Written exercise: Count the lines in the records below that contain the word "this", and give only that number.

Material shown:
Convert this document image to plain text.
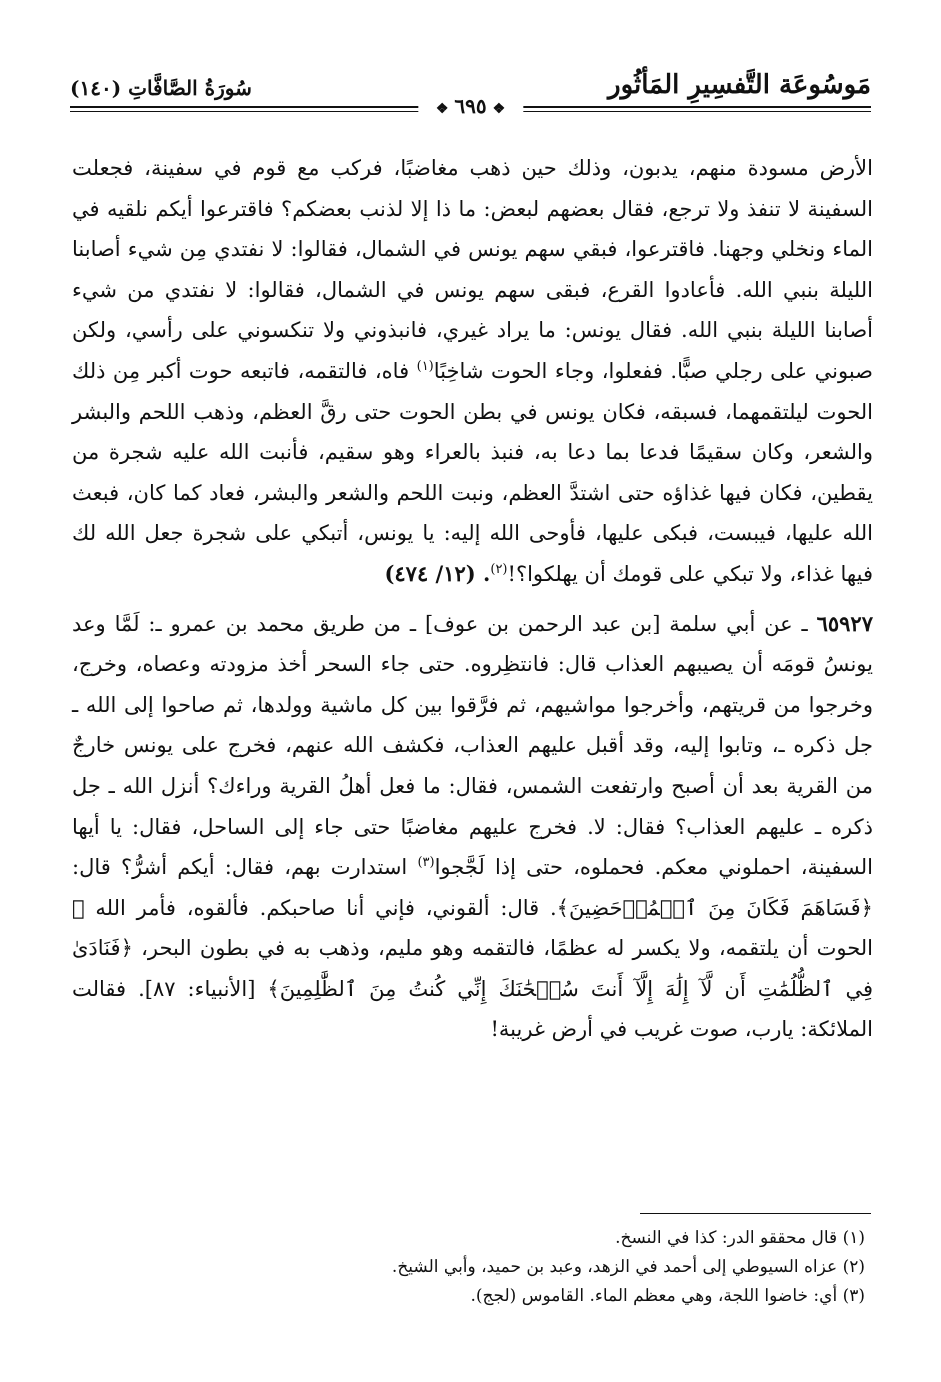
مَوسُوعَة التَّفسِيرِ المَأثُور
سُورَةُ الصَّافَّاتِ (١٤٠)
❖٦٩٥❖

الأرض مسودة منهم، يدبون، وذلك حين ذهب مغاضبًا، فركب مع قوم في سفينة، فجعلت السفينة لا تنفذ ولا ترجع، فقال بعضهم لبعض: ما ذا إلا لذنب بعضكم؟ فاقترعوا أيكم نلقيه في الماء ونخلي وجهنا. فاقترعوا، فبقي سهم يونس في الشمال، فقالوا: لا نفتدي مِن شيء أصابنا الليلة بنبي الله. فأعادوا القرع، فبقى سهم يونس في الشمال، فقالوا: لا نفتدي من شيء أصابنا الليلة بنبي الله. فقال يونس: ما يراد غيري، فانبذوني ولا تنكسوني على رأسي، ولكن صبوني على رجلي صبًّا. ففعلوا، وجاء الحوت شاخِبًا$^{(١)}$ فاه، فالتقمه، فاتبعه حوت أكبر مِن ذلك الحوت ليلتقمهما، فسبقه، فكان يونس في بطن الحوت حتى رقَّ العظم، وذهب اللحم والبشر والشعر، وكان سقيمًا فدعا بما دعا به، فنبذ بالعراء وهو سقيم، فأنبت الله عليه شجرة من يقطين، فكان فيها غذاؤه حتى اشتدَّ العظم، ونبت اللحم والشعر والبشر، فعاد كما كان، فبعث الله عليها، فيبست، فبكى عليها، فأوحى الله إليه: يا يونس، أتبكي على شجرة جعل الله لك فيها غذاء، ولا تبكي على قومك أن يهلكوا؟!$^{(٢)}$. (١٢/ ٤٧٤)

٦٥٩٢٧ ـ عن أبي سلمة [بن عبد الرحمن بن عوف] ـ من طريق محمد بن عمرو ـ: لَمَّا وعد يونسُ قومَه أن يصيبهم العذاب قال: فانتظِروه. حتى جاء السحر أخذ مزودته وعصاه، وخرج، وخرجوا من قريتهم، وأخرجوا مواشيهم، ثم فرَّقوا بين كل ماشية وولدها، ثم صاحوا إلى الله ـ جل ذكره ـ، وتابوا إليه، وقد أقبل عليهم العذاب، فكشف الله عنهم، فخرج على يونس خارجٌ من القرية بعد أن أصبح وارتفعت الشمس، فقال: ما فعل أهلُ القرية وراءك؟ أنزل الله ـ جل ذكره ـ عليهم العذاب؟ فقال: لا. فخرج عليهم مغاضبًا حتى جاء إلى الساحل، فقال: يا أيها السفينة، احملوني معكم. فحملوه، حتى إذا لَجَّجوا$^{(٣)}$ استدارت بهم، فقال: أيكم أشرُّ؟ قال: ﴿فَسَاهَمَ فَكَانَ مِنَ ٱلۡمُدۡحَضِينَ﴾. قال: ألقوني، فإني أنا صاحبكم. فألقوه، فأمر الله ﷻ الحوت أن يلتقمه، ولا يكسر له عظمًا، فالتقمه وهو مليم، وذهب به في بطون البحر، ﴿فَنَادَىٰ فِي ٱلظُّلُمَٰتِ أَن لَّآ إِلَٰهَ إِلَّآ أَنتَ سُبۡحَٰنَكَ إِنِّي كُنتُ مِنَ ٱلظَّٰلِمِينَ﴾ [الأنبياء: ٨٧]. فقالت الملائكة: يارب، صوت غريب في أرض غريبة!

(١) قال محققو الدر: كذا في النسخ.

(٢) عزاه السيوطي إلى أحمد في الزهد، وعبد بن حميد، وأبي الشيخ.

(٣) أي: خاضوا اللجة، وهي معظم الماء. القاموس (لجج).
---
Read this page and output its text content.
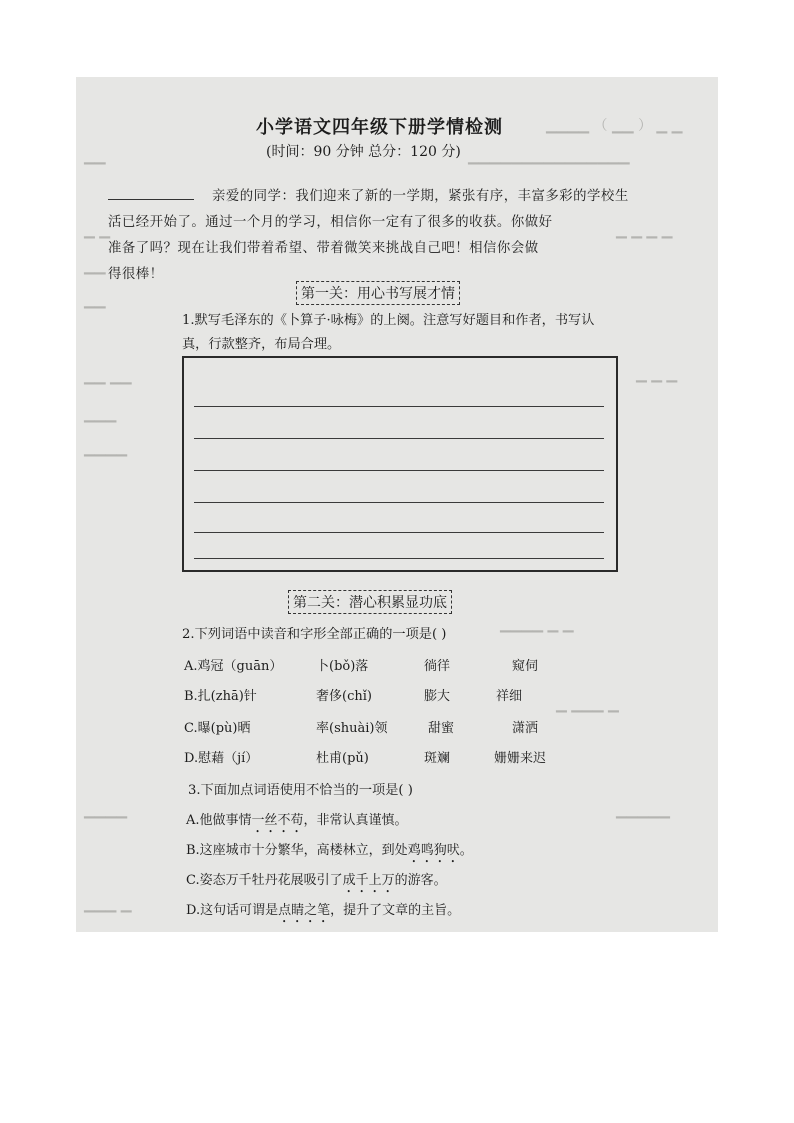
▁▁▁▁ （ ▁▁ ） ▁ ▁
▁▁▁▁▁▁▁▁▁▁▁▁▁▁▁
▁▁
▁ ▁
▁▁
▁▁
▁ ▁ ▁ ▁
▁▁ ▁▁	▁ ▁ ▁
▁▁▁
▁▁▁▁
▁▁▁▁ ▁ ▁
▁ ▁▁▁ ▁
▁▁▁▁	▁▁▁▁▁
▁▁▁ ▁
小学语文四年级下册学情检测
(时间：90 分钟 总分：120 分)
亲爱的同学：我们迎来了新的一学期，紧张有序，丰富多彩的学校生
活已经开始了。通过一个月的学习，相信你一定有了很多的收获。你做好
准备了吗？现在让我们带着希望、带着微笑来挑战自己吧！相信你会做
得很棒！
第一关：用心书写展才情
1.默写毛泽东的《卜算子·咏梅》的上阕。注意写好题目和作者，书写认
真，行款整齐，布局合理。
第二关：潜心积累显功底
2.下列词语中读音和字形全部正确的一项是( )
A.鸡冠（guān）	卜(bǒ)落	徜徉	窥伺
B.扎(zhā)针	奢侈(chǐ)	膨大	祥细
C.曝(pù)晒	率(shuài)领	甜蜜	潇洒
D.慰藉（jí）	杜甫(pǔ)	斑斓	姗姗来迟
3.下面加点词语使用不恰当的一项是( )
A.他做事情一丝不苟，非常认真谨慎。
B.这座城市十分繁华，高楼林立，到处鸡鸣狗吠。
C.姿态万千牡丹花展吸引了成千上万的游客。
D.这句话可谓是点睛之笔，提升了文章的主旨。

Answer to the problem: 2